> [DESCRIPTION OF THE TASK]
Pull out from the material below all lines with "name".

> [ENTRIES SHOWN]
┌──

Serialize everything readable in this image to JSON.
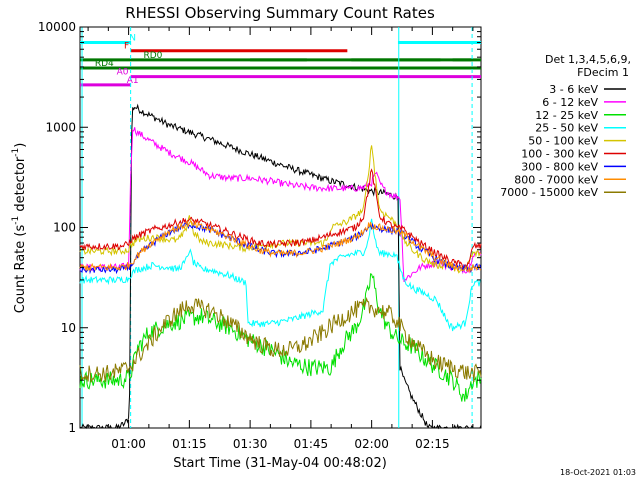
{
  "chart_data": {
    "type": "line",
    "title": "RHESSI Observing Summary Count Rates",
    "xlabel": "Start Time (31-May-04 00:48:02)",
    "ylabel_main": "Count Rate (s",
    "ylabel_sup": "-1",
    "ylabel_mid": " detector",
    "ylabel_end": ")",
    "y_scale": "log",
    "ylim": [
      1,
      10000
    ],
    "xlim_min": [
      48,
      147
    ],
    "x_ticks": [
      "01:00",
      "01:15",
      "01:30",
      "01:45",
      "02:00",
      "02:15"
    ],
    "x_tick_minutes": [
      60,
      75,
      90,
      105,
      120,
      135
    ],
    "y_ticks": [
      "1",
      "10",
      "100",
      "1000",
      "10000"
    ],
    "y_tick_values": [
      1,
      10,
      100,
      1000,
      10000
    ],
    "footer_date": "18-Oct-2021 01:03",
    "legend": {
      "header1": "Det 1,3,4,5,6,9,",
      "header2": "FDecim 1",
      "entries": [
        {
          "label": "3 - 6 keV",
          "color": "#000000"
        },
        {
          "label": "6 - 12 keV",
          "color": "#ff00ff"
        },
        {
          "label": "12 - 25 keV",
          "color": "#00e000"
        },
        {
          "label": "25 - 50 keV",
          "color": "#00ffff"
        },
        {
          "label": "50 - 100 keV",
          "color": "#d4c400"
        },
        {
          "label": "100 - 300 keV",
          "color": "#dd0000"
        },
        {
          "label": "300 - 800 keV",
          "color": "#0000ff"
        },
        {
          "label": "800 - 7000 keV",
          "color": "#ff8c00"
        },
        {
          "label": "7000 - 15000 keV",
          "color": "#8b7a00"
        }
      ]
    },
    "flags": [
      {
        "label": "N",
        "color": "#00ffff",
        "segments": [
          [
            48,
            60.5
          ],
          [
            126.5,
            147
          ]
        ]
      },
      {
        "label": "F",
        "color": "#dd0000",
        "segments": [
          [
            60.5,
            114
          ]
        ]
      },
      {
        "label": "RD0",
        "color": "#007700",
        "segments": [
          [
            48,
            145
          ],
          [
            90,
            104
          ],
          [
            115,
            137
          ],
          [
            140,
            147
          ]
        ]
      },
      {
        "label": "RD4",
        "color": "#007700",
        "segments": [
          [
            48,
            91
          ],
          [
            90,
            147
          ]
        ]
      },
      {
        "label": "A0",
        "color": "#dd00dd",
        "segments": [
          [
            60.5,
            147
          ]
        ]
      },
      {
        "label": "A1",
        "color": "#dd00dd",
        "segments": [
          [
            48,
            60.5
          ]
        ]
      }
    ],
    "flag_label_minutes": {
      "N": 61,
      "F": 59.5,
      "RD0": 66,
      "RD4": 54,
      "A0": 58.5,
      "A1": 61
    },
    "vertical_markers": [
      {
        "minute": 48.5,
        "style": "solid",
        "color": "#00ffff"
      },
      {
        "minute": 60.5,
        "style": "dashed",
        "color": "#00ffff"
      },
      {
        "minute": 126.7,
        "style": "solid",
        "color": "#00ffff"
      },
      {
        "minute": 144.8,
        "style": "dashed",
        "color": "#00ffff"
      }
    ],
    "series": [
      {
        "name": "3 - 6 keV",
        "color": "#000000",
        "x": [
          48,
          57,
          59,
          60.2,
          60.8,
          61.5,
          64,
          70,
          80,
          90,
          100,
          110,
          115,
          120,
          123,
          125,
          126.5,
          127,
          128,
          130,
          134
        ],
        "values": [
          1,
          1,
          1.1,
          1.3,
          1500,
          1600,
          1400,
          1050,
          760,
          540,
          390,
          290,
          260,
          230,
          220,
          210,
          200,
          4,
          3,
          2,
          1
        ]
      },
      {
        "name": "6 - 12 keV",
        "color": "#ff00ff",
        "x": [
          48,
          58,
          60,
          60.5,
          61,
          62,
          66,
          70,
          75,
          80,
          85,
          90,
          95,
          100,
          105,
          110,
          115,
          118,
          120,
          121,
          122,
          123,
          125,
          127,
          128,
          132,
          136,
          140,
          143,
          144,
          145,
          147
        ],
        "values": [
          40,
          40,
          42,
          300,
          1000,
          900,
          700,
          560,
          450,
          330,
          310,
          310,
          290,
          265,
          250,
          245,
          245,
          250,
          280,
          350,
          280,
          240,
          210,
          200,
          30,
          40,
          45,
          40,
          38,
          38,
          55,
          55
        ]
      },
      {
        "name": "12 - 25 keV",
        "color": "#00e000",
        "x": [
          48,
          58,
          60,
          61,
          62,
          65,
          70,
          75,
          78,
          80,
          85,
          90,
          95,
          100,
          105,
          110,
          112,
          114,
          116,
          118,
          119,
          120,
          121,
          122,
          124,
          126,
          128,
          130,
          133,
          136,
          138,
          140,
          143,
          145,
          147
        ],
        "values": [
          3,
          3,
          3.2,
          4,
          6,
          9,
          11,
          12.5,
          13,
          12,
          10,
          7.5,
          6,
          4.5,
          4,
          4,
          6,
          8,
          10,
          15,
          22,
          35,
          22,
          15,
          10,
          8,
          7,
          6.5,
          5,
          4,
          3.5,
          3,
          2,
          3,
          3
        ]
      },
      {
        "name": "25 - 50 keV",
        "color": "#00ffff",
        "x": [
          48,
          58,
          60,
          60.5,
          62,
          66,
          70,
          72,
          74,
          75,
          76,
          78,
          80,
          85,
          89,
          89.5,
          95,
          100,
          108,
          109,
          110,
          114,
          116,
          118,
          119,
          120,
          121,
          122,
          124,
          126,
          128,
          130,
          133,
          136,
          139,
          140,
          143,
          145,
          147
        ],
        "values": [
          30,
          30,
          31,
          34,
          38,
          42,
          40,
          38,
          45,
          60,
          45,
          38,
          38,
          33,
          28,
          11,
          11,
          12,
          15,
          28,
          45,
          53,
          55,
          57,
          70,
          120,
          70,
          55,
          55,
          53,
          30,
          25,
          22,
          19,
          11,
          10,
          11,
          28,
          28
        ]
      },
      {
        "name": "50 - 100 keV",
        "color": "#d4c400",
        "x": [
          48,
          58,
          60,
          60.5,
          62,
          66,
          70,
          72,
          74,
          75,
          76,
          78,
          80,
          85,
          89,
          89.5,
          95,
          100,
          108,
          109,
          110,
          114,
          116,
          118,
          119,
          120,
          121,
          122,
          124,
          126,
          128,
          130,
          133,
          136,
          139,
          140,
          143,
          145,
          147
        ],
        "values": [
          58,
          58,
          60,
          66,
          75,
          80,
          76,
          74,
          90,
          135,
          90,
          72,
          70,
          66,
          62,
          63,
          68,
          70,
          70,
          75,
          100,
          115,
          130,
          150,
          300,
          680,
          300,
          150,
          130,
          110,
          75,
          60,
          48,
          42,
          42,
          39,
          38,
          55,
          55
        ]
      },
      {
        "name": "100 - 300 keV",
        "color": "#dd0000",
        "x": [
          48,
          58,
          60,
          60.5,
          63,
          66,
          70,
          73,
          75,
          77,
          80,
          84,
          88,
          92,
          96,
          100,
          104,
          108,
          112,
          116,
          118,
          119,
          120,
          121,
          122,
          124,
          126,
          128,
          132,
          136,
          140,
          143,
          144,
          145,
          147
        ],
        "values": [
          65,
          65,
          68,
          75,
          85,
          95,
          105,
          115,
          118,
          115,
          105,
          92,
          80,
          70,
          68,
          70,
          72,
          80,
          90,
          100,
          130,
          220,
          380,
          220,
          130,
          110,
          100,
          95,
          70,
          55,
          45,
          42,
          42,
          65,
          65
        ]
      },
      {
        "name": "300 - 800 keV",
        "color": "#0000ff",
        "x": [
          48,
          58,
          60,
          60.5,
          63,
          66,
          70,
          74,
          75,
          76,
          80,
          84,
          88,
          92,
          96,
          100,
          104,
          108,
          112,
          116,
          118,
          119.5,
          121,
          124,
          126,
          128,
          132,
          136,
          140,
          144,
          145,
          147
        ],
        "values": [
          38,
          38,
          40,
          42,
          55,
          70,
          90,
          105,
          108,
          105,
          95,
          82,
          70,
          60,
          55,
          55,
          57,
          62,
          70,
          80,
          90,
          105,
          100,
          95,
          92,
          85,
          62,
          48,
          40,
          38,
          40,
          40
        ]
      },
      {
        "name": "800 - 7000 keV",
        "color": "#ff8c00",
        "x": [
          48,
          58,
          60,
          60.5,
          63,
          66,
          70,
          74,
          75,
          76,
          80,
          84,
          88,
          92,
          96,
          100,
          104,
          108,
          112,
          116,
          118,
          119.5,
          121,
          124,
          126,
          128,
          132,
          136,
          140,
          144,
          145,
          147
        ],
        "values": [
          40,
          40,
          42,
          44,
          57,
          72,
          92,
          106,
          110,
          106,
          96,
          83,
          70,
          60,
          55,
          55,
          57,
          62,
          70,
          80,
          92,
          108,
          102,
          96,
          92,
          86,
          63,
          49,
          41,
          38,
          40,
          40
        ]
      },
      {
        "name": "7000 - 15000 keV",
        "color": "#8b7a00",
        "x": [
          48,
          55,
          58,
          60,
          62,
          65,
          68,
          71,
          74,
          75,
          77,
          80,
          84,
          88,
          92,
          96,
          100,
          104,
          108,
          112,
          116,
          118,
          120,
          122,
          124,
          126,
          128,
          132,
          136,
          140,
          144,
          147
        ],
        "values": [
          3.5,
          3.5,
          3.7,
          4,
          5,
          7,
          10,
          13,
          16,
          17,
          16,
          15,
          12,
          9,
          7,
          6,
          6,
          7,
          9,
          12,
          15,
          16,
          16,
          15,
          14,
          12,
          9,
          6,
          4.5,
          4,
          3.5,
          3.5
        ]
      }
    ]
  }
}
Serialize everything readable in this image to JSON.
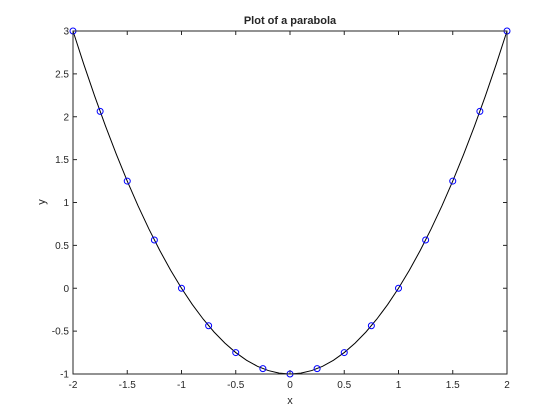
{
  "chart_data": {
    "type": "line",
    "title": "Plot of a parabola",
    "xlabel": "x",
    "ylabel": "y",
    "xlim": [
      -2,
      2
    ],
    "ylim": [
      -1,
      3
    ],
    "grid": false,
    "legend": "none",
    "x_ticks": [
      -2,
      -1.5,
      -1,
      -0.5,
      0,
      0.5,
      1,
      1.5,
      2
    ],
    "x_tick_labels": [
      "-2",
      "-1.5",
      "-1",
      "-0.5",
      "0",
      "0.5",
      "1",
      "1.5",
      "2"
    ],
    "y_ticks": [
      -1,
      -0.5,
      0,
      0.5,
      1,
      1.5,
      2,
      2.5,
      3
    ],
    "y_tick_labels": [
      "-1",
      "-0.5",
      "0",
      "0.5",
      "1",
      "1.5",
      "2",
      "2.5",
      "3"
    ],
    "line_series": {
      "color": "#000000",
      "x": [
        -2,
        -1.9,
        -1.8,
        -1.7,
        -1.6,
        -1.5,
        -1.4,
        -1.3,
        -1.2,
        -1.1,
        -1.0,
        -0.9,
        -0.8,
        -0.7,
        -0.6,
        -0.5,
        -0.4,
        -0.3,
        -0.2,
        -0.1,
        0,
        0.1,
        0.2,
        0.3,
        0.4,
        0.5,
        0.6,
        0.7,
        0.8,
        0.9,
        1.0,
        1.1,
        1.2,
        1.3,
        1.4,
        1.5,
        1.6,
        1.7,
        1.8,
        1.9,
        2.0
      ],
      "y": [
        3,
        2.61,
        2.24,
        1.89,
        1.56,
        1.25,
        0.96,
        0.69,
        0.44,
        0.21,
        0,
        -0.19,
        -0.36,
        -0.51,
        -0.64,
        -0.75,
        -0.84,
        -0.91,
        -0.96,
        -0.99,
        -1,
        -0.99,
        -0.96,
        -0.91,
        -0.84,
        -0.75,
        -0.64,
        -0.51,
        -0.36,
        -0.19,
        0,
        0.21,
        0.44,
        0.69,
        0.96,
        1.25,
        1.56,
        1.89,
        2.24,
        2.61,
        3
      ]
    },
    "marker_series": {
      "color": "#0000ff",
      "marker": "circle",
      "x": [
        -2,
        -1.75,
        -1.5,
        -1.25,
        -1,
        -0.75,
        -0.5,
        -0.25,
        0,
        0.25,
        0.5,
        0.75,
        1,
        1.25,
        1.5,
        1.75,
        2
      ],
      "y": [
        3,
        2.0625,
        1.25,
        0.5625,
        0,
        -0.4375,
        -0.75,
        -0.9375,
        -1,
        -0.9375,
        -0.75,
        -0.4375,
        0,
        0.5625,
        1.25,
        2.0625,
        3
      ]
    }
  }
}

└──

> [ANSWER FOR THE TASK]
        "name": "3 - 6 keV",
        "name": "6 - 12 keV",
        "name": "12 - 25 keV",
        "name": "25 - 50 keV",
        "name": "50 - 100 keV",
        "name": "100 - 300 keV",
        "name": "300 - 800 keV",
        "name": "800 - 7000 keV",
        "name": "7000 - 15000 keV",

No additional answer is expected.